[Stored dataset items]
>> start
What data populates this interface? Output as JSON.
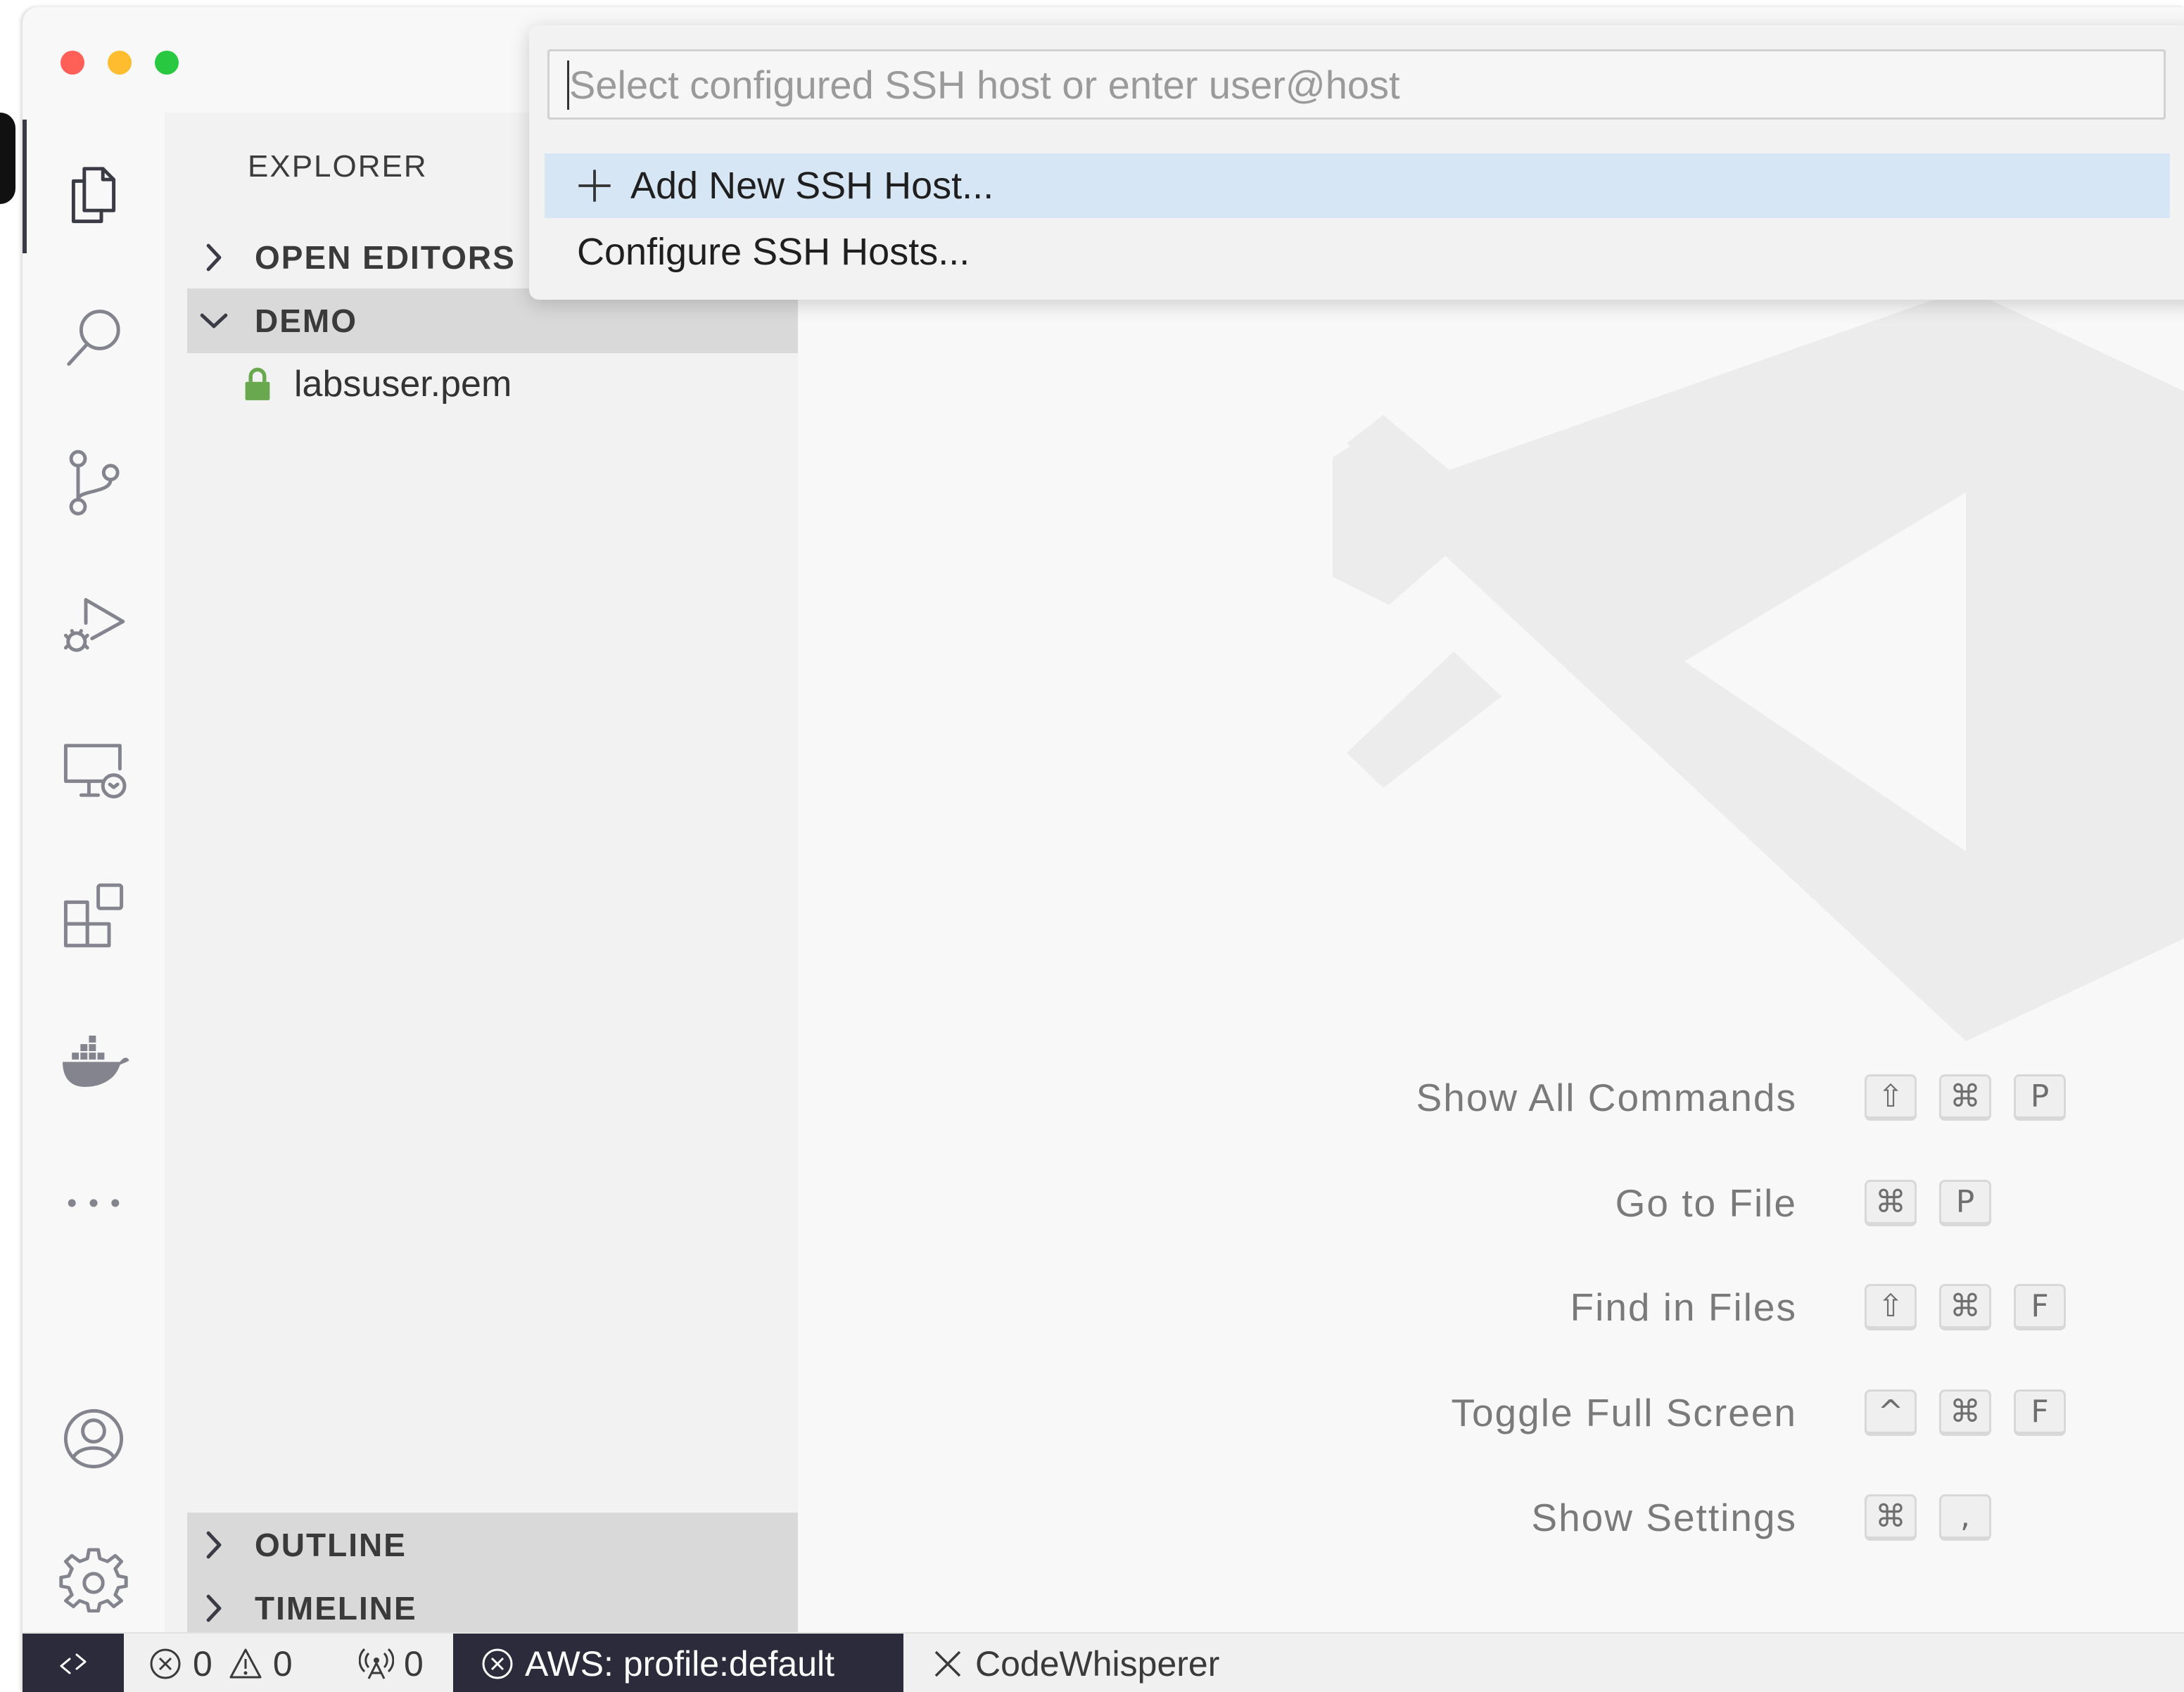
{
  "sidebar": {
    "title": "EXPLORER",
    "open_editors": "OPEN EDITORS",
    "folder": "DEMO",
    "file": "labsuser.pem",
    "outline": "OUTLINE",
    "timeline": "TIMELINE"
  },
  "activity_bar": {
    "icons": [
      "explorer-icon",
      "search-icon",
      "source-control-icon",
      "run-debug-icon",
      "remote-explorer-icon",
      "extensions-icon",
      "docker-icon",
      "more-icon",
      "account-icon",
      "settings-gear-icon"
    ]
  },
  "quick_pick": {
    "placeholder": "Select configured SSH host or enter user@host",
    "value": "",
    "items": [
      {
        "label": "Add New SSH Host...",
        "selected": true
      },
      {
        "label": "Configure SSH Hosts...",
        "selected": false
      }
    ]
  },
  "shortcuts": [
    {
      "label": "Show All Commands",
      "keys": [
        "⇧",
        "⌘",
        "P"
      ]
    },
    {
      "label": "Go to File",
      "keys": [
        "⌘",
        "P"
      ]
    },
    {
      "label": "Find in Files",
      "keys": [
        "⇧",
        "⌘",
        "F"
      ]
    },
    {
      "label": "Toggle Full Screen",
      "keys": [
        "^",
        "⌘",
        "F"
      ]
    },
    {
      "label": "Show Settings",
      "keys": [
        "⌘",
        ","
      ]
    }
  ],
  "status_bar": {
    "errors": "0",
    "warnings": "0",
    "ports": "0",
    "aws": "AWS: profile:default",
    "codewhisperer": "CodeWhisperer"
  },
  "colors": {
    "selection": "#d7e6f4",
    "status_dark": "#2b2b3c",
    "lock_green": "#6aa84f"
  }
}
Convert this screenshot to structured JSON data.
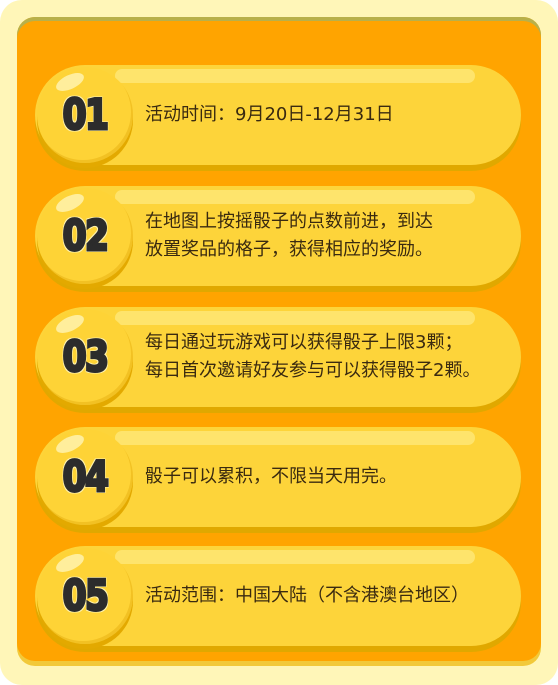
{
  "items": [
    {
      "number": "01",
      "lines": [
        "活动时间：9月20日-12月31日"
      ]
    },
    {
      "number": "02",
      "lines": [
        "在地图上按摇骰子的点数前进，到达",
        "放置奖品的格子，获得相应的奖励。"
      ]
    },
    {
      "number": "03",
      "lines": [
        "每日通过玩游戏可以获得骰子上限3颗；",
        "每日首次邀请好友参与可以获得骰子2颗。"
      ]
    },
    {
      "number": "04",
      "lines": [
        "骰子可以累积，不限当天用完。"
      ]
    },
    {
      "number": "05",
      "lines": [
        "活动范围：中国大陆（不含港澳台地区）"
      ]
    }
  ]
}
>> end
» **Problem details**
Leave out the pictures and repeat everything else in the records exactly.

» **Exercise answer**
What data populates this interface? Output as JSON.
{
  "sidebar": {
    "title": "EXPLORER",
    "open_editors": "OPEN EDITORS",
    "folder": "DEMO",
    "file": "labsuser.pem",
    "outline": "OUTLINE",
    "timeline": "TIMELINE"
  },
  "activity_bar": {
    "icons": [
      "explorer-icon",
      "search-icon",
      "source-control-icon",
      "run-debug-icon",
      "remote-explorer-icon",
      "extensions-icon",
      "docker-icon",
      "more-icon",
      "account-icon",
      "settings-gear-icon"
    ]
  },
  "quick_pick": {
    "placeholder": "Select configured SSH host or enter user@host",
    "value": "",
    "items": [
      {
        "label": "Add New SSH Host...",
        "selected": true
      },
      {
        "label": "Configure SSH Hosts...",
        "selected": false
      }
    ]
  },
  "shortcuts": [
    {
      "label": "Show All Commands",
      "keys": [
        "⇧",
        "⌘",
        "P"
      ]
    },
    {
      "label": "Go to File",
      "keys": [
        "⌘",
        "P"
      ]
    },
    {
      "label": "Find in Files",
      "keys": [
        "⇧",
        "⌘",
        "F"
      ]
    },
    {
      "label": "Toggle Full Screen",
      "keys": [
        "^",
        "⌘",
        "F"
      ]
    },
    {
      "label": "Show Settings",
      "keys": [
        "⌘",
        ","
      ]
    }
  ],
  "status_bar": {
    "errors": "0",
    "warnings": "0",
    "ports": "0",
    "aws": "AWS: profile:default",
    "codewhisperer": "CodeWhisperer"
  },
  "colors": {
    "selection": "#d7e6f4",
    "status_dark": "#2b2b3c",
    "lock_green": "#6aa84f"
  }
}
Convert this screenshot to structured JSON data.
{
  "items": [
    {
      "number": "01",
      "lines": [
        "活动时间：9月20日-12月31日"
      ]
    },
    {
      "number": "02",
      "lines": [
        "在地图上按摇骰子的点数前进，到达",
        "放置奖品的格子，获得相应的奖励。"
      ]
    },
    {
      "number": "03",
      "lines": [
        "每日通过玩游戏可以获得骰子上限3颗；",
        "每日首次邀请好友参与可以获得骰子2颗。"
      ]
    },
    {
      "number": "04",
      "lines": [
        "骰子可以累积，不限当天用完。"
      ]
    },
    {
      "number": "05",
      "lines": [
        "活动范围：中国大陆（不含港澳台地区）"
      ]
    }
  ]
}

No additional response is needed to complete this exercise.